* **WRITTEN REQUEST**:
Output the material beneath this task exactly, images excluded.
** BEGIN EXTRACTED RECORDS **
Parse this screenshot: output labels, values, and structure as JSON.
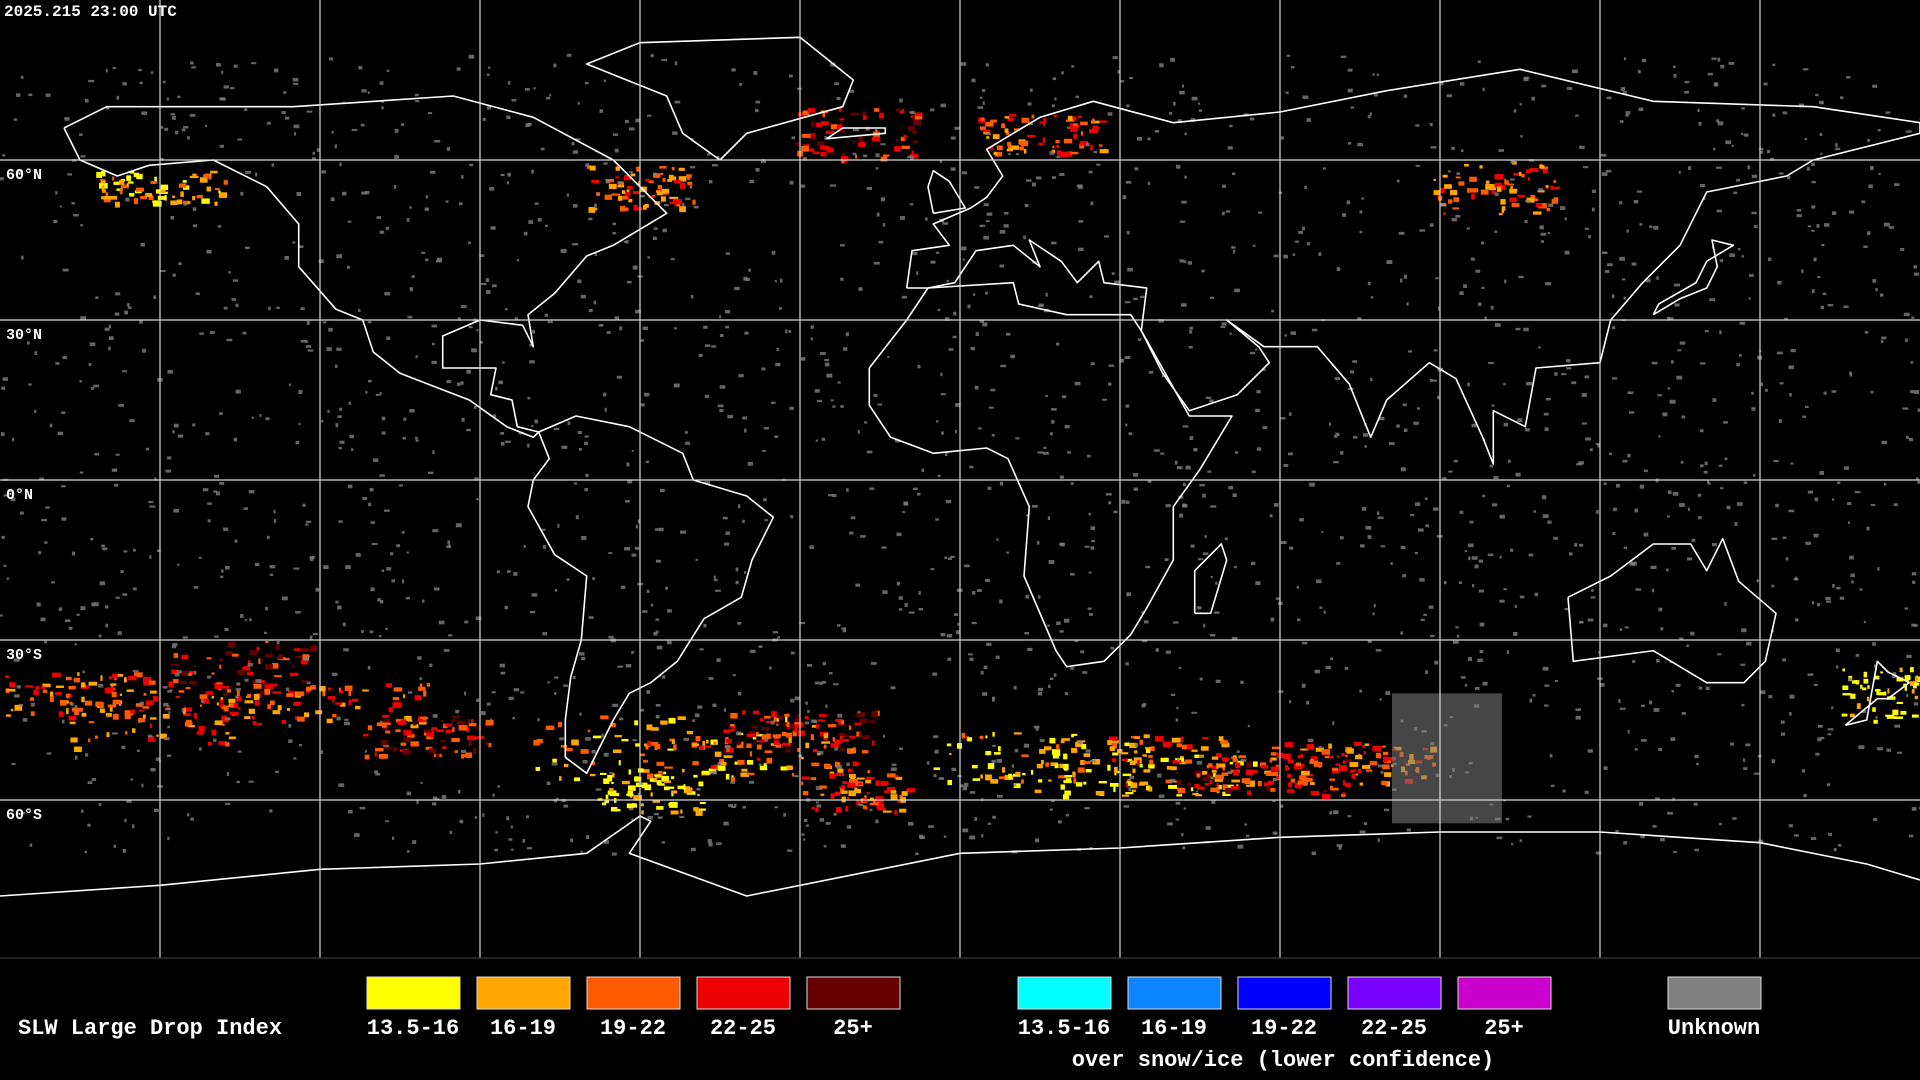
{
  "header": {
    "timestamp": "2025.215 23:00 UTC"
  },
  "map": {
    "lat_labels": [
      "60°N",
      "30°N",
      "0°N",
      "30°S",
      "60°S"
    ]
  },
  "legend": {
    "title": "SLW Large Drop Index",
    "items": [
      {
        "label": "13.5-16",
        "color": "#ffff00"
      },
      {
        "label": "16-19",
        "color": "#ffa500"
      },
      {
        "label": "19-22",
        "color": "#ff5a00"
      },
      {
        "label": "22-25",
        "color": "#ee0000"
      },
      {
        "label": "25+",
        "color": "#650000"
      }
    ],
    "ice_items": [
      {
        "label": "13.5-16",
        "color": "#00ffff"
      },
      {
        "label": "16-19",
        "color": "#0a84ff"
      },
      {
        "label": "19-22",
        "color": "#0000ff"
      },
      {
        "label": "22-25",
        "color": "#7a00ff"
      },
      {
        "label": "25+",
        "color": "#cc00cc"
      }
    ],
    "ice_note": "over snow/ice (lower confidence)",
    "unknown": {
      "label": "Unknown",
      "color": "#808080"
    }
  }
}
** END EXTRACTED RECORDS **
* **OUTPUT BELOW**:
Parse this screenshot: output labels, values, and structure as JSON.
{
  "header": {
    "timestamp": "2025.215 23:00 UTC"
  },
  "map": {
    "lat_labels": [
      "60°N",
      "30°N",
      "0°N",
      "30°S",
      "60°S"
    ]
  },
  "legend": {
    "title": "SLW Large Drop Index",
    "items": [
      {
        "label": "13.5-16",
        "color": "#ffff00"
      },
      {
        "label": "16-19",
        "color": "#ffa500"
      },
      {
        "label": "19-22",
        "color": "#ff5a00"
      },
      {
        "label": "22-25",
        "color": "#ee0000"
      },
      {
        "label": "25+",
        "color": "#650000"
      }
    ],
    "ice_items": [
      {
        "label": "13.5-16",
        "color": "#00ffff"
      },
      {
        "label": "16-19",
        "color": "#0a84ff"
      },
      {
        "label": "19-22",
        "color": "#0000ff"
      },
      {
        "label": "22-25",
        "color": "#7a00ff"
      },
      {
        "label": "25+",
        "color": "#cc00cc"
      }
    ],
    "ice_note": "over snow/ice (lower confidence)",
    "unknown": {
      "label": "Unknown",
      "color": "#808080"
    }
  }
}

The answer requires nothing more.